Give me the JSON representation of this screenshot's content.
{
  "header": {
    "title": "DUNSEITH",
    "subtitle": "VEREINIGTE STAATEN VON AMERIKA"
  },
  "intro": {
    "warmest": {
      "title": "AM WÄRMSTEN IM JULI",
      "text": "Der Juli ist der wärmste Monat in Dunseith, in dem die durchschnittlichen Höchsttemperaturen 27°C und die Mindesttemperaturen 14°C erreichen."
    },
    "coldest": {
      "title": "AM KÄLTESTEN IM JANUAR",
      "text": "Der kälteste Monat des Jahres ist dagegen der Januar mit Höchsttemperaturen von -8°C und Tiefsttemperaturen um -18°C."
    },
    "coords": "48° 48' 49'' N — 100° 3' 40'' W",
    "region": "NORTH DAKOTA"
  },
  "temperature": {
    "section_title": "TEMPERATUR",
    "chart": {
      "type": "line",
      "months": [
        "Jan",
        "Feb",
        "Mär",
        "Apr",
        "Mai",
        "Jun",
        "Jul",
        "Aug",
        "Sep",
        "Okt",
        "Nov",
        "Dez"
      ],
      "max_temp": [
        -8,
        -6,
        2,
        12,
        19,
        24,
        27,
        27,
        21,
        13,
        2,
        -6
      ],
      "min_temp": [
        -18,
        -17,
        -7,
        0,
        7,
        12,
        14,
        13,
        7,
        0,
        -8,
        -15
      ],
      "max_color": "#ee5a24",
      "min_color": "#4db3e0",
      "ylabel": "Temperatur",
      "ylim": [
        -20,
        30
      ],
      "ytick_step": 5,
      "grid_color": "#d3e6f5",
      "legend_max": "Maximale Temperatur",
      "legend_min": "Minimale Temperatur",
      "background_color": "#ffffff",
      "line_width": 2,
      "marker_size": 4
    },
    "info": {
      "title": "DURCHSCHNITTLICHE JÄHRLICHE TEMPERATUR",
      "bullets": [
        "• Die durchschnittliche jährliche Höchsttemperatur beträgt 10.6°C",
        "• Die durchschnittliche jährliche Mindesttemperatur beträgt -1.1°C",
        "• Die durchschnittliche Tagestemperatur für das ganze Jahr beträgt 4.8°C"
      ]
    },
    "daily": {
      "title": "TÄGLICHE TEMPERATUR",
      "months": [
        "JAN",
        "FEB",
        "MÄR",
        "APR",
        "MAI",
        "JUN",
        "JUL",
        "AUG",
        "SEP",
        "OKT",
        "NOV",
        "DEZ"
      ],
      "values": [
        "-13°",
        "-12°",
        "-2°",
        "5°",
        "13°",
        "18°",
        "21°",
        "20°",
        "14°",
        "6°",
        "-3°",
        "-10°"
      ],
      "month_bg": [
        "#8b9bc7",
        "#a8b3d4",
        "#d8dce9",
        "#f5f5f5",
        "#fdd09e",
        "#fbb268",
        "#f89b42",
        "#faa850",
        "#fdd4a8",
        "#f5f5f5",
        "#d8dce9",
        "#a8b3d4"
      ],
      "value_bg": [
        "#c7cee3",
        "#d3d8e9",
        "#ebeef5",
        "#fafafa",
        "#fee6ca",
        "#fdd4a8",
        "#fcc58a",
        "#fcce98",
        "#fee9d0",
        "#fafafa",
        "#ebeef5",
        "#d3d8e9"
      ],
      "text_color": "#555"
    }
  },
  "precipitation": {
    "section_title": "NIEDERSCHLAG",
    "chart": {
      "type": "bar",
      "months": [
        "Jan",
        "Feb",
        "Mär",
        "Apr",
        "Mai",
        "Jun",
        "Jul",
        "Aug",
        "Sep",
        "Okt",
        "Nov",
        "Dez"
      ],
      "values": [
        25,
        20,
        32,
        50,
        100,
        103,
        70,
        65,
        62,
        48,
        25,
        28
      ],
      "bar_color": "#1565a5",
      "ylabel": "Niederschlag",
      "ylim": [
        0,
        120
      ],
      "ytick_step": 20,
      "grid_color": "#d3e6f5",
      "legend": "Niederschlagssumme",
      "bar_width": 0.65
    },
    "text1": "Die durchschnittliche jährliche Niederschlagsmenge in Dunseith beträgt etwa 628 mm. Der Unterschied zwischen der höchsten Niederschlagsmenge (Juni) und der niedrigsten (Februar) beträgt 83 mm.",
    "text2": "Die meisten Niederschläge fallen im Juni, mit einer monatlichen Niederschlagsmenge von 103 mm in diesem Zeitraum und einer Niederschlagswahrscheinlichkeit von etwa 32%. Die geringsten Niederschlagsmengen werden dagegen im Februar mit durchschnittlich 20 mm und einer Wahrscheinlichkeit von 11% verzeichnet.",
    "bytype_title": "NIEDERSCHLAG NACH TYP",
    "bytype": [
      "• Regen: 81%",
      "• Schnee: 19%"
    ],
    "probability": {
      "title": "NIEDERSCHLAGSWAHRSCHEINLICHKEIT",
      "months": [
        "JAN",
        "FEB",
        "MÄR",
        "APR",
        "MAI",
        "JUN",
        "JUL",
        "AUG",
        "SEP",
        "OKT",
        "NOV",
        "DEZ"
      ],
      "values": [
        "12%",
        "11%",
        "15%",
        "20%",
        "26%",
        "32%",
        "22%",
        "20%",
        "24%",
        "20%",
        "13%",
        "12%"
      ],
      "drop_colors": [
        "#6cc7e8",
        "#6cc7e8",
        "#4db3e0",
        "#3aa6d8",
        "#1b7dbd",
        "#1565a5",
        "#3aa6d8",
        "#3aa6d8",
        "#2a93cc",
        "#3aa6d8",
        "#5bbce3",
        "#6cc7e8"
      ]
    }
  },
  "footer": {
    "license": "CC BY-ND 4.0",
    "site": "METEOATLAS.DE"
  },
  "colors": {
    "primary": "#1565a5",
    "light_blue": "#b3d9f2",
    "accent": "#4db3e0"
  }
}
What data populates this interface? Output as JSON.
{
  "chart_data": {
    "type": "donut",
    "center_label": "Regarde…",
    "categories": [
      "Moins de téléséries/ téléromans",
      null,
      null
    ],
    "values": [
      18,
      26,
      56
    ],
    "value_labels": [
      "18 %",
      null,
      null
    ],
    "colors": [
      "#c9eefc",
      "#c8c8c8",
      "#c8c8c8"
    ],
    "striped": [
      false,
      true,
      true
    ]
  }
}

----

EXERCISE AIM
Reproduce, word for word, every line starting at the line that contains "What data populates" and ending with the final line of the entries.

THE REPLY
What data populates this interface? Output as JSON.
{
  "chart_data": {
    "type": "donut",
    "center_label": "Regarde…",
    "categories": [
      "Moins de téléséries/ téléromans",
      null,
      null
    ],
    "values": [
      18,
      26,
      56
    ],
    "value_labels": [
      "18 %",
      null,
      null
    ],
    "colors": [
      "#c9eefc",
      "#c8c8c8",
      "#c8c8c8"
    ],
    "striped": [
      false,
      true,
      true
    ]
  }
}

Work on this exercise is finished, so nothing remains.